The task: Your task is to output all the records below, word for word.

Start of Given data

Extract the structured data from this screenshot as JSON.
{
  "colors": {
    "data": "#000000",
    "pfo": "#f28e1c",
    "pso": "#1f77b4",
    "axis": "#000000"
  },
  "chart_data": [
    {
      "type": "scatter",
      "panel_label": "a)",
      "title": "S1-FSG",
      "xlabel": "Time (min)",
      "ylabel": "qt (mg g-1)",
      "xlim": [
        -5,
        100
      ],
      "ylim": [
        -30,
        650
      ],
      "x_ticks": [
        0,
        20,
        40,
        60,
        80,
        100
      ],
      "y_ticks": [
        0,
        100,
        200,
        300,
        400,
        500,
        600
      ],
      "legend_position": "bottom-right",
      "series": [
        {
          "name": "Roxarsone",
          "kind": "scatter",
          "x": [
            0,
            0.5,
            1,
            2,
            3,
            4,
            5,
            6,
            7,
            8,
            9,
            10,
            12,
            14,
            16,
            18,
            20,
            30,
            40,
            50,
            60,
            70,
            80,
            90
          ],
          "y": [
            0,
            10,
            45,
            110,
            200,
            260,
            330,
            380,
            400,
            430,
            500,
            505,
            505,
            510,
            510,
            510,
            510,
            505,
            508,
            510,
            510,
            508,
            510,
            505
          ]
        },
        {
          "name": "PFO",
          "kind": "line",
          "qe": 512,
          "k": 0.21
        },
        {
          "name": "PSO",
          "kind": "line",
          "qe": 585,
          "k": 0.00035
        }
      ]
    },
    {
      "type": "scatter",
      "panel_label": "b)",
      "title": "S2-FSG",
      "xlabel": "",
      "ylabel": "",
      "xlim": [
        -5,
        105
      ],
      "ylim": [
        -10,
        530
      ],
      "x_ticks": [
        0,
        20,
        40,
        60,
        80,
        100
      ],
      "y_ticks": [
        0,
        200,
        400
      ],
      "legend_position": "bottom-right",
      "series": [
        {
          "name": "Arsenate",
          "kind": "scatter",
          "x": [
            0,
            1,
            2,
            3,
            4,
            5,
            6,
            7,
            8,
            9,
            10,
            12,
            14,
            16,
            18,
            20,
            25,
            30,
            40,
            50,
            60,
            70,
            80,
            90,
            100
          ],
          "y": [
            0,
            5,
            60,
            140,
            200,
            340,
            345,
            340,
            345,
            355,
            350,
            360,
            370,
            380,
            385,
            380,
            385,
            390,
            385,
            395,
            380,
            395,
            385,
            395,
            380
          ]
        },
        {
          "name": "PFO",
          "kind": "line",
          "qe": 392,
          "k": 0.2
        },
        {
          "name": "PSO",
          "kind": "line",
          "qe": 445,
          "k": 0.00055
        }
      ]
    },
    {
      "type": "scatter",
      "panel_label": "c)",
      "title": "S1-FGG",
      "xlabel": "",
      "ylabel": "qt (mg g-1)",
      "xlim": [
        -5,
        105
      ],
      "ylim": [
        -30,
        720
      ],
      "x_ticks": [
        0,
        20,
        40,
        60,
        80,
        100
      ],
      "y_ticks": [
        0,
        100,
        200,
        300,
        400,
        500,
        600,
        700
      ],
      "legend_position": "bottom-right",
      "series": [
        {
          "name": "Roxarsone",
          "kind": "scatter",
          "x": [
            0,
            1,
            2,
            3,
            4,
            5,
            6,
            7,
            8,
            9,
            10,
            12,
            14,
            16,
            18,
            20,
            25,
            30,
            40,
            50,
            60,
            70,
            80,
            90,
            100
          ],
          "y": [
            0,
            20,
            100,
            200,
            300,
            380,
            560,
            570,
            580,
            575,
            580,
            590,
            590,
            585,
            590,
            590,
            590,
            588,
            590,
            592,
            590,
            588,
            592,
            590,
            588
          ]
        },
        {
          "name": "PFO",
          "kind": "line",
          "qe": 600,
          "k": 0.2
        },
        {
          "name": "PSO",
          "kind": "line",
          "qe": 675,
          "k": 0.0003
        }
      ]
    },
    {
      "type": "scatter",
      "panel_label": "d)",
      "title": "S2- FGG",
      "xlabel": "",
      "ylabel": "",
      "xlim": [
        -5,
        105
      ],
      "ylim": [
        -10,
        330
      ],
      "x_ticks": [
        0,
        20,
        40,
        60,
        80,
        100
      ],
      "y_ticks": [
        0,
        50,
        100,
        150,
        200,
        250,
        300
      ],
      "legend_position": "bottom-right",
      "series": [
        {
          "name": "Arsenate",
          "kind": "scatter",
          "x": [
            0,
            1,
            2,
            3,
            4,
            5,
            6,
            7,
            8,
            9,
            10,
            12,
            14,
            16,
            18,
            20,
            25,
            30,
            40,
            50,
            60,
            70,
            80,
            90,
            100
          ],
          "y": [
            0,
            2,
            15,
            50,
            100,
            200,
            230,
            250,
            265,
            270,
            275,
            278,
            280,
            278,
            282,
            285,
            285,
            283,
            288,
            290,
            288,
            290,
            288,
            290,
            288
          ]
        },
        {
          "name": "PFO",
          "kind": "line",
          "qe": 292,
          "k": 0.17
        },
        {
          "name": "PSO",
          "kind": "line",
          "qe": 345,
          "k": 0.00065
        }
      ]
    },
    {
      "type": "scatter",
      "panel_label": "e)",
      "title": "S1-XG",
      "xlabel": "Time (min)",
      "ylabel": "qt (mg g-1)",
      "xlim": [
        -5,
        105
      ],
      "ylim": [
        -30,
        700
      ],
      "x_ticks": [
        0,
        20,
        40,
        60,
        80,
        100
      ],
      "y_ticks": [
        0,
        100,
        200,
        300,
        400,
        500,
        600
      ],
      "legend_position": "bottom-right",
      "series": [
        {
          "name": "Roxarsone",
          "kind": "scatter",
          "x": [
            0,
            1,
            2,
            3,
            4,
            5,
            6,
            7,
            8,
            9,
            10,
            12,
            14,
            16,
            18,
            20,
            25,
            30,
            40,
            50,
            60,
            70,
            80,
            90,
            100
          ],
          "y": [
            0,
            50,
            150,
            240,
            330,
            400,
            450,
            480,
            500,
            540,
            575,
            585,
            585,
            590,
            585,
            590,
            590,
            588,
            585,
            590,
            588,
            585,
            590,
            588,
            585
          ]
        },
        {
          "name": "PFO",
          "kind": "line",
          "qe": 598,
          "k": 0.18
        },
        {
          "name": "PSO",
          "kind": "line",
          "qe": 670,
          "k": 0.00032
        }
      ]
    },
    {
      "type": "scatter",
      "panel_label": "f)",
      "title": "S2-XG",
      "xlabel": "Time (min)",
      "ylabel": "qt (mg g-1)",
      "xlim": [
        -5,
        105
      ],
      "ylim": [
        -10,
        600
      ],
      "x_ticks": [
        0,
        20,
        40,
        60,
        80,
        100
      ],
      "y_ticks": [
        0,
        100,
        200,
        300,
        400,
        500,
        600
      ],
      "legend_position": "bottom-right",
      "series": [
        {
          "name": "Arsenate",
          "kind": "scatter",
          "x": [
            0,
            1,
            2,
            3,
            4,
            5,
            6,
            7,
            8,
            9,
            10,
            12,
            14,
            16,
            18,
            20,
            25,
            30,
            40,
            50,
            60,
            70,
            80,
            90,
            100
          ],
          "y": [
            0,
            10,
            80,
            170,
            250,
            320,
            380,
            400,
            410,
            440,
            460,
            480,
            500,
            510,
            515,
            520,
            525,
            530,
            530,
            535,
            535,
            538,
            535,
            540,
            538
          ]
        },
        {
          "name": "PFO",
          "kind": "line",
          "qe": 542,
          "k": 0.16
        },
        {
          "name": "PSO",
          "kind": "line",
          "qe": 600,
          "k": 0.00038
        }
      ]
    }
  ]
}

End of Given data

Written reply:
Extract the structured data from this screenshot as JSON.
{
  "colors": {
    "data": "#000000",
    "pfo": "#f28e1c",
    "pso": "#1f77b4",
    "axis": "#000000"
  },
  "chart_data": [
    {
      "type": "scatter",
      "panel_label": "a)",
      "title": "S1-FSG",
      "xlabel": "Time (min)",
      "ylabel": "qt (mg g-1)",
      "xlim": [
        -5,
        100
      ],
      "ylim": [
        -30,
        650
      ],
      "x_ticks": [
        0,
        20,
        40,
        60,
        80,
        100
      ],
      "y_ticks": [
        0,
        100,
        200,
        300,
        400,
        500,
        600
      ],
      "legend_position": "bottom-right",
      "series": [
        {
          "name": "Roxarsone",
          "kind": "scatter",
          "x": [
            0,
            0.5,
            1,
            2,
            3,
            4,
            5,
            6,
            7,
            8,
            9,
            10,
            12,
            14,
            16,
            18,
            20,
            30,
            40,
            50,
            60,
            70,
            80,
            90
          ],
          "y": [
            0,
            10,
            45,
            110,
            200,
            260,
            330,
            380,
            400,
            430,
            500,
            505,
            505,
            510,
            510,
            510,
            510,
            505,
            508,
            510,
            510,
            508,
            510,
            505
          ]
        },
        {
          "name": "PFO",
          "kind": "line",
          "qe": 512,
          "k": 0.21
        },
        {
          "name": "PSO",
          "kind": "line",
          "qe": 585,
          "k": 0.00035
        }
      ]
    },
    {
      "type": "scatter",
      "panel_label": "b)",
      "title": "S2-FSG",
      "xlabel": "",
      "ylabel": "",
      "xlim": [
        -5,
        105
      ],
      "ylim": [
        -10,
        530
      ],
      "x_ticks": [
        0,
        20,
        40,
        60,
        80,
        100
      ],
      "y_ticks": [
        0,
        200,
        400
      ],
      "legend_position": "bottom-right",
      "series": [
        {
          "name": "Arsenate",
          "kind": "scatter",
          "x": [
            0,
            1,
            2,
            3,
            4,
            5,
            6,
            7,
            8,
            9,
            10,
            12,
            14,
            16,
            18,
            20,
            25,
            30,
            40,
            50,
            60,
            70,
            80,
            90,
            100
          ],
          "y": [
            0,
            5,
            60,
            140,
            200,
            340,
            345,
            340,
            345,
            355,
            350,
            360,
            370,
            380,
            385,
            380,
            385,
            390,
            385,
            395,
            380,
            395,
            385,
            395,
            380
          ]
        },
        {
          "name": "PFO",
          "kind": "line",
          "qe": 392,
          "k": 0.2
        },
        {
          "name": "PSO",
          "kind": "line",
          "qe": 445,
          "k": 0.00055
        }
      ]
    },
    {
      "type": "scatter",
      "panel_label": "c)",
      "title": "S1-FGG",
      "xlabel": "",
      "ylabel": "qt (mg g-1)",
      "xlim": [
        -5,
        105
      ],
      "ylim": [
        -30,
        720
      ],
      "x_ticks": [
        0,
        20,
        40,
        60,
        80,
        100
      ],
      "y_ticks": [
        0,
        100,
        200,
        300,
        400,
        500,
        600,
        700
      ],
      "legend_position": "bottom-right",
      "series": [
        {
          "name": "Roxarsone",
          "kind": "scatter",
          "x": [
            0,
            1,
            2,
            3,
            4,
            5,
            6,
            7,
            8,
            9,
            10,
            12,
            14,
            16,
            18,
            20,
            25,
            30,
            40,
            50,
            60,
            70,
            80,
            90,
            100
          ],
          "y": [
            0,
            20,
            100,
            200,
            300,
            380,
            560,
            570,
            580,
            575,
            580,
            590,
            590,
            585,
            590,
            590,
            590,
            588,
            590,
            592,
            590,
            588,
            592,
            590,
            588
          ]
        },
        {
          "name": "PFO",
          "kind": "line",
          "qe": 600,
          "k": 0.2
        },
        {
          "name": "PSO",
          "kind": "line",
          "qe": 675,
          "k": 0.0003
        }
      ]
    },
    {
      "type": "scatter",
      "panel_label": "d)",
      "title": "S2- FGG",
      "xlabel": "",
      "ylabel": "",
      "xlim": [
        -5,
        105
      ],
      "ylim": [
        -10,
        330
      ],
      "x_ticks": [
        0,
        20,
        40,
        60,
        80,
        100
      ],
      "y_ticks": [
        0,
        50,
        100,
        150,
        200,
        250,
        300
      ],
      "legend_position": "bottom-right",
      "series": [
        {
          "name": "Arsenate",
          "kind": "scatter",
          "x": [
            0,
            1,
            2,
            3,
            4,
            5,
            6,
            7,
            8,
            9,
            10,
            12,
            14,
            16,
            18,
            20,
            25,
            30,
            40,
            50,
            60,
            70,
            80,
            90,
            100
          ],
          "y": [
            0,
            2,
            15,
            50,
            100,
            200,
            230,
            250,
            265,
            270,
            275,
            278,
            280,
            278,
            282,
            285,
            285,
            283,
            288,
            290,
            288,
            290,
            288,
            290,
            288
          ]
        },
        {
          "name": "PFO",
          "kind": "line",
          "qe": 292,
          "k": 0.17
        },
        {
          "name": "PSO",
          "kind": "line",
          "qe": 345,
          "k": 0.00065
        }
      ]
    },
    {
      "type": "scatter",
      "panel_label": "e)",
      "title": "S1-XG",
      "xlabel": "Time (min)",
      "ylabel": "qt (mg g-1)",
      "xlim": [
        -5,
        105
      ],
      "ylim": [
        -30,
        700
      ],
      "x_ticks": [
        0,
        20,
        40,
        60,
        80,
        100
      ],
      "y_ticks": [
        0,
        100,
        200,
        300,
        400,
        500,
        600
      ],
      "legend_position": "bottom-right",
      "series": [
        {
          "name": "Roxarsone",
          "kind": "scatter",
          "x": [
            0,
            1,
            2,
            3,
            4,
            5,
            6,
            7,
            8,
            9,
            10,
            12,
            14,
            16,
            18,
            20,
            25,
            30,
            40,
            50,
            60,
            70,
            80,
            90,
            100
          ],
          "y": [
            0,
            50,
            150,
            240,
            330,
            400,
            450,
            480,
            500,
            540,
            575,
            585,
            585,
            590,
            585,
            590,
            590,
            588,
            585,
            590,
            588,
            585,
            590,
            588,
            585
          ]
        },
        {
          "name": "PFO",
          "kind": "line",
          "qe": 598,
          "k": 0.18
        },
        {
          "name": "PSO",
          "kind": "line",
          "qe": 670,
          "k": 0.00032
        }
      ]
    },
    {
      "type": "scatter",
      "panel_label": "f)",
      "title": "S2-XG",
      "xlabel": "Time (min)",
      "ylabel": "qt (mg g-1)",
      "xlim": [
        -5,
        105
      ],
      "ylim": [
        -10,
        600
      ],
      "x_ticks": [
        0,
        20,
        40,
        60,
        80,
        100
      ],
      "y_ticks": [
        0,
        100,
        200,
        300,
        400,
        500,
        600
      ],
      "legend_position": "bottom-right",
      "series": [
        {
          "name": "Arsenate",
          "kind": "scatter",
          "x": [
            0,
            1,
            2,
            3,
            4,
            5,
            6,
            7,
            8,
            9,
            10,
            12,
            14,
            16,
            18,
            20,
            25,
            30,
            40,
            50,
            60,
            70,
            80,
            90,
            100
          ],
          "y": [
            0,
            10,
            80,
            170,
            250,
            320,
            380,
            400,
            410,
            440,
            460,
            480,
            500,
            510,
            515,
            520,
            525,
            530,
            530,
            535,
            535,
            538,
            535,
            540,
            538
          ]
        },
        {
          "name": "PFO",
          "kind": "line",
          "qe": 542,
          "k": 0.16
        },
        {
          "name": "PSO",
          "kind": "line",
          "qe": 600,
          "k": 0.00038
        }
      ]
    }
  ]
}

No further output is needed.